Saved data entries:
══════

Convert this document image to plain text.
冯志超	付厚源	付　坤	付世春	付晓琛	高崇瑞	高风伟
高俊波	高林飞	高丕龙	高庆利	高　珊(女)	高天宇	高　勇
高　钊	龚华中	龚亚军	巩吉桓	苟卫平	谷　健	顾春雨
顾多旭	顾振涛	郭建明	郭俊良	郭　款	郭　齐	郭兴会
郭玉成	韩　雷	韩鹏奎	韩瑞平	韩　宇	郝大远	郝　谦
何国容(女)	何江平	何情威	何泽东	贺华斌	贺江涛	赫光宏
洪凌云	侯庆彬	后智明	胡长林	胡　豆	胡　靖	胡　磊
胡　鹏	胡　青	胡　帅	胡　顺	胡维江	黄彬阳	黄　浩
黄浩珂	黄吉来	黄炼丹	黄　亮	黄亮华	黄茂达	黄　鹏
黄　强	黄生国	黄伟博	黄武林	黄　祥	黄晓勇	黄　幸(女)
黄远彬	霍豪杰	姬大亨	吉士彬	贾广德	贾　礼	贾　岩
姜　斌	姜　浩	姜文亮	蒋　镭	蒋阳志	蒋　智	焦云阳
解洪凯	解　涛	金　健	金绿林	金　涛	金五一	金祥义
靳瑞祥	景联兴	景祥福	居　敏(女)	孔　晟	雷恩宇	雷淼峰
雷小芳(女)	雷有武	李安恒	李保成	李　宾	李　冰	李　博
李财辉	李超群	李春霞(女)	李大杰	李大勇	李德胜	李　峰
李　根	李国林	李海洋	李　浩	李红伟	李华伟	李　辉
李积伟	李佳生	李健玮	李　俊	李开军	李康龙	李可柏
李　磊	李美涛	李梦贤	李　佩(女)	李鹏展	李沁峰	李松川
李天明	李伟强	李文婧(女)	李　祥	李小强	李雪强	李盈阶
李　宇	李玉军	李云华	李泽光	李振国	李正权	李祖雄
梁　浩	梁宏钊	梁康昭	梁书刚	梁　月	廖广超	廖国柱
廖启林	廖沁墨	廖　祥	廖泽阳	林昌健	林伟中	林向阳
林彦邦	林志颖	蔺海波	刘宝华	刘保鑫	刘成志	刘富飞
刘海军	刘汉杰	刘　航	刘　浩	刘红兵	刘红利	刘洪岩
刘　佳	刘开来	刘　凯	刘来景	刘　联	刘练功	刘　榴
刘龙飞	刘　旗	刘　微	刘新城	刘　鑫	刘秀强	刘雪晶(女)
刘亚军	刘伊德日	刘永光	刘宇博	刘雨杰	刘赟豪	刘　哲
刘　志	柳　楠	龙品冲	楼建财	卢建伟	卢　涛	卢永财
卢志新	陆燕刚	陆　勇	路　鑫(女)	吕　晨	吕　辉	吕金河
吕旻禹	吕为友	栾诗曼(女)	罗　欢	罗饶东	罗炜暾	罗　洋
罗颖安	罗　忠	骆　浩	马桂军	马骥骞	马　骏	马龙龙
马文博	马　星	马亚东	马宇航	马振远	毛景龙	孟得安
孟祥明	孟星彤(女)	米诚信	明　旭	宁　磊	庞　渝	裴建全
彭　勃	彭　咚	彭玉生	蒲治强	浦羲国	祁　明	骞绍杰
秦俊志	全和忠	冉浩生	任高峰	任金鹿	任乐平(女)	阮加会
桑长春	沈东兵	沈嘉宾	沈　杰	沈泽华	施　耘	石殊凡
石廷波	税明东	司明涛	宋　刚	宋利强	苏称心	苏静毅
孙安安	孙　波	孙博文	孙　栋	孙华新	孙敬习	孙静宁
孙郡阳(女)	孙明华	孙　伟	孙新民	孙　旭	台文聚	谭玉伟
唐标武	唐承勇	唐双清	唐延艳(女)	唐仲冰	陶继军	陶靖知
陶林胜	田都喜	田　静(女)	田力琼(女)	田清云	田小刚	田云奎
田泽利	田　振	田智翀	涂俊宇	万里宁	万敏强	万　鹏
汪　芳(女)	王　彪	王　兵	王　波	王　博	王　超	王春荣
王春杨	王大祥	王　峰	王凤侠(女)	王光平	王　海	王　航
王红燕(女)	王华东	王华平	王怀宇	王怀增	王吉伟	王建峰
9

══════

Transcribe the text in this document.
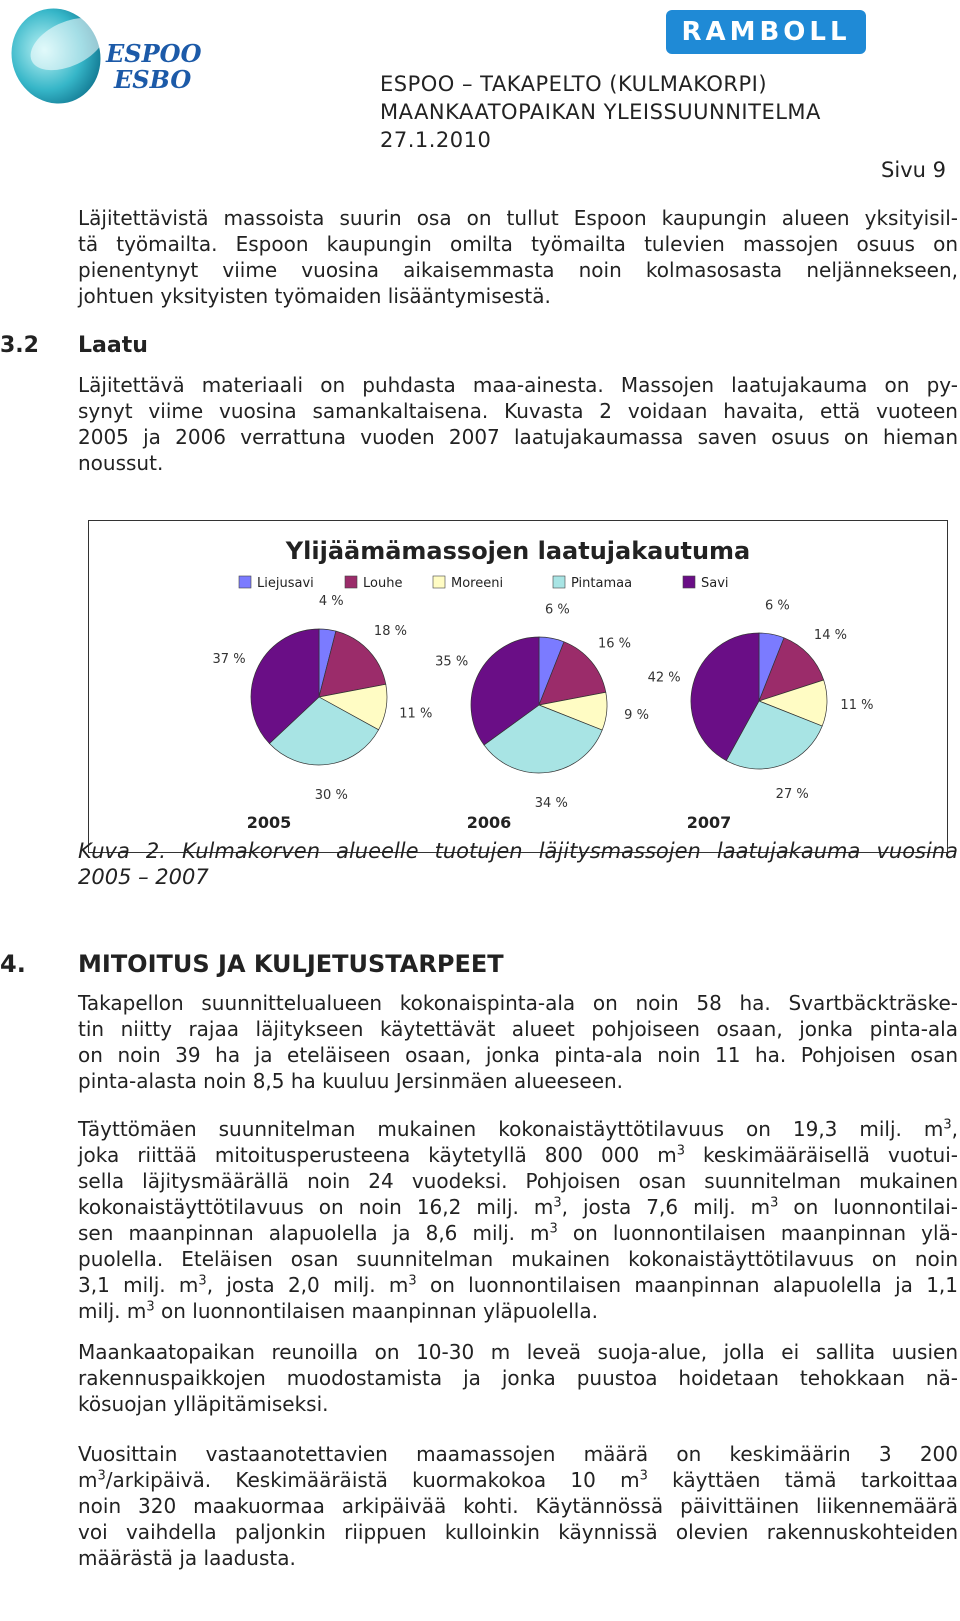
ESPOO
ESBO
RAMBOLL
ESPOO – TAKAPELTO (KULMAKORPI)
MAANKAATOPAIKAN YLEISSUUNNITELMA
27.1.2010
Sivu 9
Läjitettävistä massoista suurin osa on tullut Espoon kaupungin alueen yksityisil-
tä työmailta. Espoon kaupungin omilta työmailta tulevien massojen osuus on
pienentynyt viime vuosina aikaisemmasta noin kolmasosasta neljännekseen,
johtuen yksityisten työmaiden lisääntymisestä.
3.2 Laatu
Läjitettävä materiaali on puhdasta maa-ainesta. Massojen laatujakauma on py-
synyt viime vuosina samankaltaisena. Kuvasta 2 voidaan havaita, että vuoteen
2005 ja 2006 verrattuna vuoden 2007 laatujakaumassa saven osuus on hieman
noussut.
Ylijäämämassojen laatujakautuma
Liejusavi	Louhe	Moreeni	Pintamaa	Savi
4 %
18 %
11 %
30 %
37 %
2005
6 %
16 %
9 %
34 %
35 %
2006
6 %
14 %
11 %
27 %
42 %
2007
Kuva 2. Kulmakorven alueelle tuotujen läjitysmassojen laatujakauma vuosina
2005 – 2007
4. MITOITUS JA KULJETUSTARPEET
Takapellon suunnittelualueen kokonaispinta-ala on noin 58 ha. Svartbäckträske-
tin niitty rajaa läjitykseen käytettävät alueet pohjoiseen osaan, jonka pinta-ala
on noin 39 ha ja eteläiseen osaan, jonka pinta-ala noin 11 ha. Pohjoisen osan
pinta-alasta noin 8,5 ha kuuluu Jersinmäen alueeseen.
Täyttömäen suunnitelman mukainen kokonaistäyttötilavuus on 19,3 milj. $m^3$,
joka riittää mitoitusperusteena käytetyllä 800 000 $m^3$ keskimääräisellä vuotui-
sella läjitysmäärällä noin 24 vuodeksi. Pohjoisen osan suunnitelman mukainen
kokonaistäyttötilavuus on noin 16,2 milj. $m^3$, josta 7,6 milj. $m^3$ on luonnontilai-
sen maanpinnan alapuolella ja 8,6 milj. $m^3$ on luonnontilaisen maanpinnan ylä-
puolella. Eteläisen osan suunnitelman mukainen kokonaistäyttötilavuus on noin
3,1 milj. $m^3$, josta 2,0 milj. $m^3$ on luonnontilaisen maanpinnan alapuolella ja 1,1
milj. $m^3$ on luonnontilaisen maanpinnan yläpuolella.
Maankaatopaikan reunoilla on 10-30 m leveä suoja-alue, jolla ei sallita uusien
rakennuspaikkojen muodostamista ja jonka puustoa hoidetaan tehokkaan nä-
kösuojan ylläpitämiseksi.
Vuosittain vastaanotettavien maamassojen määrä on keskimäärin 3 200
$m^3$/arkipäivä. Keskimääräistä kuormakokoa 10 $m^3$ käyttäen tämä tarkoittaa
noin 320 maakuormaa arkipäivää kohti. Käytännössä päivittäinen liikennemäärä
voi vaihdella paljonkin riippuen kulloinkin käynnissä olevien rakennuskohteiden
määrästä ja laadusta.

══════

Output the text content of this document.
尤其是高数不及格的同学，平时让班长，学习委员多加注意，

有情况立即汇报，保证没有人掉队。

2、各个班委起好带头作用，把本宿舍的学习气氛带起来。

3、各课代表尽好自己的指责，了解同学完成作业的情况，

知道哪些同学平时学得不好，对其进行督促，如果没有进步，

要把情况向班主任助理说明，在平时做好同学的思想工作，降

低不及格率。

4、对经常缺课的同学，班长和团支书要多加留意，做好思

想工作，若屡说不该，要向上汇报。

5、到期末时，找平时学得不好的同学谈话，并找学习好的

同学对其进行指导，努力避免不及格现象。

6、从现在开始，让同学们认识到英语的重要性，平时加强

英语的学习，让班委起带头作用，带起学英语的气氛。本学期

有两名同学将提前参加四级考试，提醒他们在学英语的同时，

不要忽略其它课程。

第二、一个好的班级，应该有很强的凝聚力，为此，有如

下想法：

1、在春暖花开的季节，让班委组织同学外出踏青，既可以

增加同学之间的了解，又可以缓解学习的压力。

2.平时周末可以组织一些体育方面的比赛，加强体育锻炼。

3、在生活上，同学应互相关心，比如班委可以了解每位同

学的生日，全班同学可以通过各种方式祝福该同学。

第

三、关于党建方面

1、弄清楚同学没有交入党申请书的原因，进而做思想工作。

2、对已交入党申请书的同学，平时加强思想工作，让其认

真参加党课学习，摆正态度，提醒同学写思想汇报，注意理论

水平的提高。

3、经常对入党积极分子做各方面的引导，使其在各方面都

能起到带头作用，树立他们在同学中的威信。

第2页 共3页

══════

Task brief:
Identify every line where the string "text" appears.

Written reply:
Convert this document image to plain text.
Transcribe the text in this document.
Output the text content of this document.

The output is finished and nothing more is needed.